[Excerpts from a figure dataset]
..........
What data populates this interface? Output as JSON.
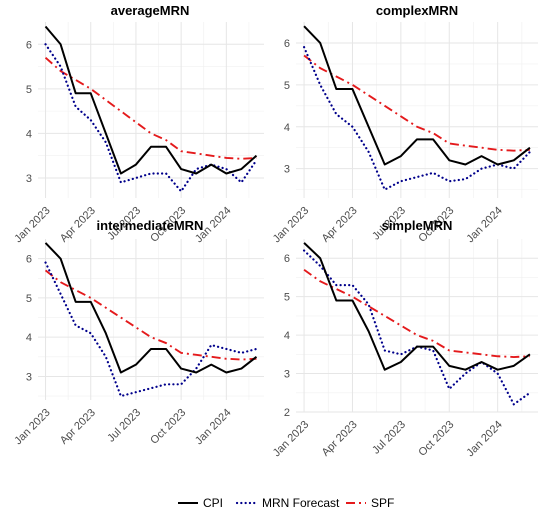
{
  "legend": {
    "placement": "bottom",
    "items": [
      {
        "key": "cpi",
        "label": "CPI",
        "color": "#000000",
        "style": "solid"
      },
      {
        "key": "mrn",
        "label": "MRN Forecast",
        "color": "#00008b",
        "style": "dotted"
      },
      {
        "key": "spf",
        "label": "SPF",
        "color": "#e41a1c",
        "style": "dashdot"
      }
    ]
  },
  "chart_data": [
    {
      "type": "line",
      "title": "averageMRN",
      "x": [
        "2023-01",
        "2023-02",
        "2023-03",
        "2023-04",
        "2023-05",
        "2023-06",
        "2023-07",
        "2023-08",
        "2023-09",
        "2023-10",
        "2023-11",
        "2023-12",
        "2024-01",
        "2024-02",
        "2024-03"
      ],
      "x_ticks": [
        "Jan 2023",
        "Apr 2023",
        "Jul 2023",
        "Oct 2023",
        "Jan 2024"
      ],
      "y_ticks": [
        3,
        4,
        5,
        6
      ],
      "ylim": [
        2.55,
        6.5
      ],
      "grid": true,
      "series": [
        {
          "name": "CPI",
          "values": [
            6.4,
            6.0,
            4.9,
            4.9,
            4.0,
            3.1,
            3.3,
            3.7,
            3.7,
            3.2,
            3.1,
            3.3,
            3.1,
            3.2,
            3.5
          ]
        },
        {
          "name": "MRN Forecast",
          "values": [
            6.0,
            5.5,
            4.6,
            4.3,
            3.8,
            2.9,
            3.0,
            3.1,
            3.1,
            2.7,
            3.2,
            3.3,
            3.2,
            2.9,
            3.4
          ]
        },
        {
          "name": "SPF",
          "values": [
            5.7,
            5.4,
            5.2,
            5.0,
            4.75,
            4.5,
            4.25,
            4.0,
            3.85,
            3.6,
            3.55,
            3.5,
            3.45,
            3.43,
            3.45
          ]
        }
      ]
    },
    {
      "type": "line",
      "title": "complexMRN",
      "x": [
        "2023-01",
        "2023-02",
        "2023-03",
        "2023-04",
        "2023-05",
        "2023-06",
        "2023-07",
        "2023-08",
        "2023-09",
        "2023-10",
        "2023-11",
        "2023-12",
        "2024-01",
        "2024-02",
        "2024-03"
      ],
      "x_ticks": [
        "Jan 2023",
        "Apr 2023",
        "Jul 2023",
        "Oct 2023",
        "Jan 2024"
      ],
      "y_ticks": [
        3,
        4,
        5,
        6
      ],
      "ylim": [
        2.3,
        6.5
      ],
      "grid": true,
      "series": [
        {
          "name": "CPI",
          "values": [
            6.4,
            6.0,
            4.9,
            4.9,
            4.0,
            3.1,
            3.3,
            3.7,
            3.7,
            3.2,
            3.1,
            3.3,
            3.1,
            3.2,
            3.5
          ]
        },
        {
          "name": "MRN Forecast",
          "values": [
            5.9,
            5.0,
            4.3,
            4.0,
            3.4,
            2.5,
            2.7,
            2.8,
            2.9,
            2.7,
            2.75,
            3.0,
            3.1,
            3.0,
            3.4
          ]
        },
        {
          "name": "SPF",
          "values": [
            5.7,
            5.4,
            5.2,
            5.0,
            4.75,
            4.5,
            4.25,
            4.0,
            3.85,
            3.6,
            3.55,
            3.5,
            3.45,
            3.43,
            3.45
          ]
        }
      ]
    },
    {
      "type": "line",
      "title": "intermediateMRN",
      "x": [
        "2023-01",
        "2023-02",
        "2023-03",
        "2023-04",
        "2023-05",
        "2023-06",
        "2023-07",
        "2023-08",
        "2023-09",
        "2023-10",
        "2023-11",
        "2023-12",
        "2024-01",
        "2024-02",
        "2024-03"
      ],
      "x_ticks": [
        "Jan 2023",
        "Apr 2023",
        "Jul 2023",
        "Oct 2023",
        "Jan 2024"
      ],
      "y_ticks": [
        3,
        4,
        5,
        6
      ],
      "ylim": [
        2.4,
        6.5
      ],
      "grid": true,
      "series": [
        {
          "name": "CPI",
          "values": [
            6.4,
            6.0,
            4.9,
            4.9,
            4.1,
            3.1,
            3.3,
            3.7,
            3.7,
            3.2,
            3.1,
            3.3,
            3.1,
            3.2,
            3.5
          ]
        },
        {
          "name": "MRN Forecast",
          "values": [
            5.9,
            5.1,
            4.3,
            4.1,
            3.5,
            2.5,
            2.6,
            2.7,
            2.8,
            2.8,
            3.2,
            3.8,
            3.7,
            3.6,
            3.7
          ]
        },
        {
          "name": "SPF",
          "values": [
            5.7,
            5.4,
            5.2,
            5.0,
            4.75,
            4.5,
            4.25,
            4.0,
            3.85,
            3.6,
            3.55,
            3.5,
            3.45,
            3.43,
            3.45
          ]
        }
      ]
    },
    {
      "type": "line",
      "title": "simpleMRN",
      "x": [
        "2023-01",
        "2023-02",
        "2023-03",
        "2023-04",
        "2023-05",
        "2023-06",
        "2023-07",
        "2023-08",
        "2023-09",
        "2023-10",
        "2023-11",
        "2023-12",
        "2024-01",
        "2024-02",
        "2024-03"
      ],
      "x_ticks": [
        "Jan 2023",
        "Apr 2023",
        "Jul 2023",
        "Oct 2023",
        "Jan 2024"
      ],
      "y_ticks": [
        2,
        3,
        4,
        5,
        6
      ],
      "ylim": [
        2.0,
        6.5
      ],
      "grid": true,
      "series": [
        {
          "name": "CPI",
          "values": [
            6.4,
            6.0,
            4.9,
            4.9,
            4.1,
            3.1,
            3.3,
            3.7,
            3.7,
            3.2,
            3.1,
            3.3,
            3.1,
            3.2,
            3.5
          ]
        },
        {
          "name": "MRN Forecast",
          "values": [
            6.2,
            5.8,
            5.3,
            5.3,
            4.8,
            3.6,
            3.5,
            3.7,
            3.6,
            2.6,
            3.0,
            3.3,
            3.0,
            2.2,
            2.5
          ]
        },
        {
          "name": "SPF",
          "values": [
            5.7,
            5.4,
            5.2,
            5.0,
            4.75,
            4.5,
            4.25,
            4.0,
            3.85,
            3.6,
            3.55,
            3.5,
            3.45,
            3.43,
            3.45
          ]
        }
      ]
    }
  ]
}
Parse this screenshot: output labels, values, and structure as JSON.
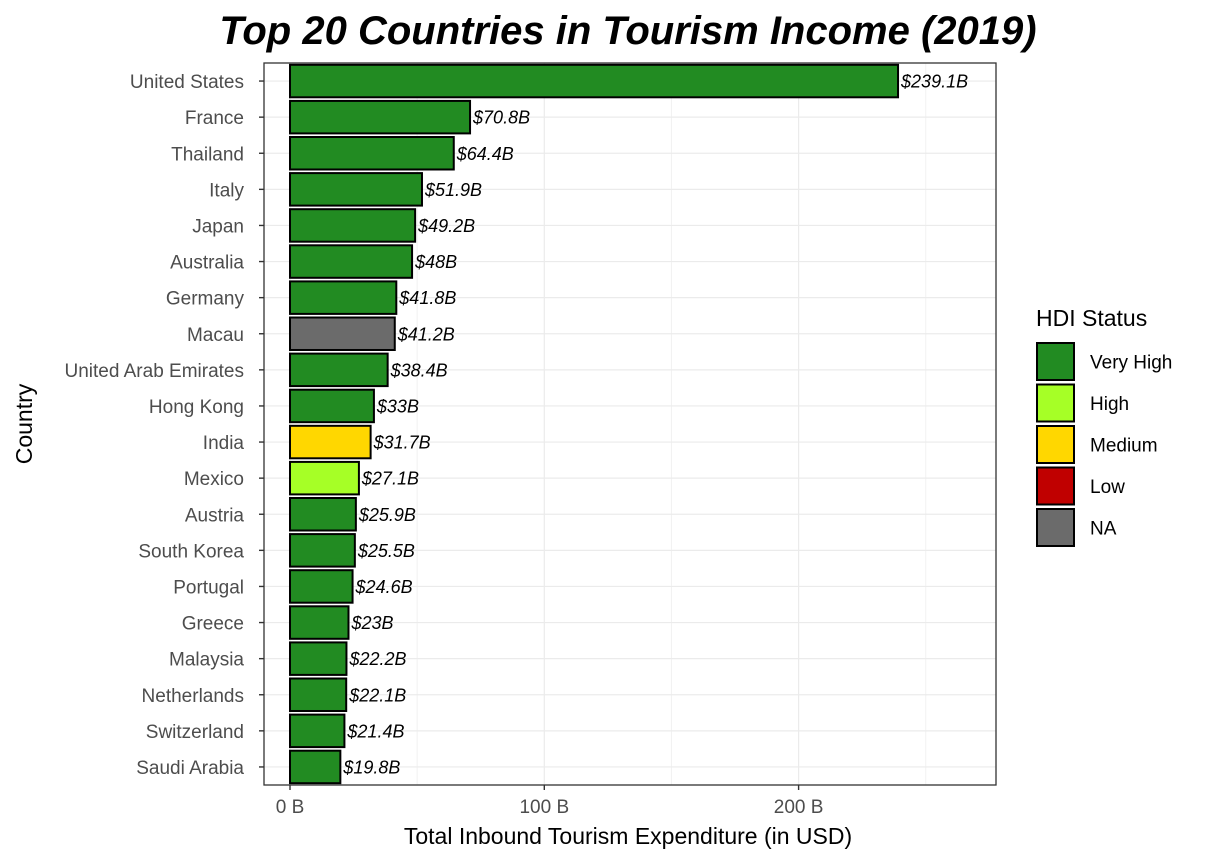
{
  "chart_data": {
    "type": "bar",
    "orientation": "horizontal",
    "title": "Top 20 Countries in Tourism Income (2019)",
    "xlabel": "Total Inbound Tourism Expenditure (in USD)",
    "ylabel": "Country",
    "xlim": [
      0,
      277
    ],
    "xticks": [
      {
        "value": 0,
        "label": "0 B"
      },
      {
        "value": 100,
        "label": "100 B"
      },
      {
        "value": 200,
        "label": "200 B"
      }
    ],
    "grid": true,
    "legend": {
      "title": "HDI Status",
      "position": "right",
      "entries": [
        {
          "label": "Very High",
          "color": "#228B22"
        },
        {
          "label": "High",
          "color": "#A6FF26"
        },
        {
          "label": "Medium",
          "color": "#FFD700"
        },
        {
          "label": "Low",
          "color": "#C00000"
        },
        {
          "label": "NA",
          "color": "#6B6B6B"
        }
      ]
    },
    "bars": [
      {
        "country": "United States",
        "value": 239.1,
        "label": "$239.1B",
        "hdi": "Very High"
      },
      {
        "country": "France",
        "value": 70.8,
        "label": "$70.8B",
        "hdi": "Very High"
      },
      {
        "country": "Thailand",
        "value": 64.4,
        "label": "$64.4B",
        "hdi": "Very High"
      },
      {
        "country": "Italy",
        "value": 51.9,
        "label": "$51.9B",
        "hdi": "Very High"
      },
      {
        "country": "Japan",
        "value": 49.2,
        "label": "$49.2B",
        "hdi": "Very High"
      },
      {
        "country": "Australia",
        "value": 48,
        "label": "$48B",
        "hdi": "Very High"
      },
      {
        "country": "Germany",
        "value": 41.8,
        "label": "$41.8B",
        "hdi": "Very High"
      },
      {
        "country": "Macau",
        "value": 41.2,
        "label": "$41.2B",
        "hdi": "NA"
      },
      {
        "country": "United Arab Emirates",
        "value": 38.4,
        "label": "$38.4B",
        "hdi": "Very High"
      },
      {
        "country": "Hong Kong",
        "value": 33,
        "label": "$33B",
        "hdi": "Very High"
      },
      {
        "country": "India",
        "value": 31.7,
        "label": "$31.7B",
        "hdi": "Medium"
      },
      {
        "country": "Mexico",
        "value": 27.1,
        "label": "$27.1B",
        "hdi": "High"
      },
      {
        "country": "Austria",
        "value": 25.9,
        "label": "$25.9B",
        "hdi": "Very High"
      },
      {
        "country": "South Korea",
        "value": 25.5,
        "label": "$25.5B",
        "hdi": "Very High"
      },
      {
        "country": "Portugal",
        "value": 24.6,
        "label": "$24.6B",
        "hdi": "Very High"
      },
      {
        "country": "Greece",
        "value": 23,
        "label": "$23B",
        "hdi": "Very High"
      },
      {
        "country": "Malaysia",
        "value": 22.2,
        "label": "$22.2B",
        "hdi": "Very High"
      },
      {
        "country": "Netherlands",
        "value": 22.1,
        "label": "$22.1B",
        "hdi": "Very High"
      },
      {
        "country": "Switzerland",
        "value": 21.4,
        "label": "$21.4B",
        "hdi": "Very High"
      },
      {
        "country": "Saudi Arabia",
        "value": 19.8,
        "label": "$19.8B",
        "hdi": "Very High"
      }
    ]
  }
}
..........
REQUIRED TASK
Find the string "style" in the records, then copy each line where it occurs.

COMPLETE RESPONSE
        "style": "solid"
        "style": "dotted"
        "style": "dashdot"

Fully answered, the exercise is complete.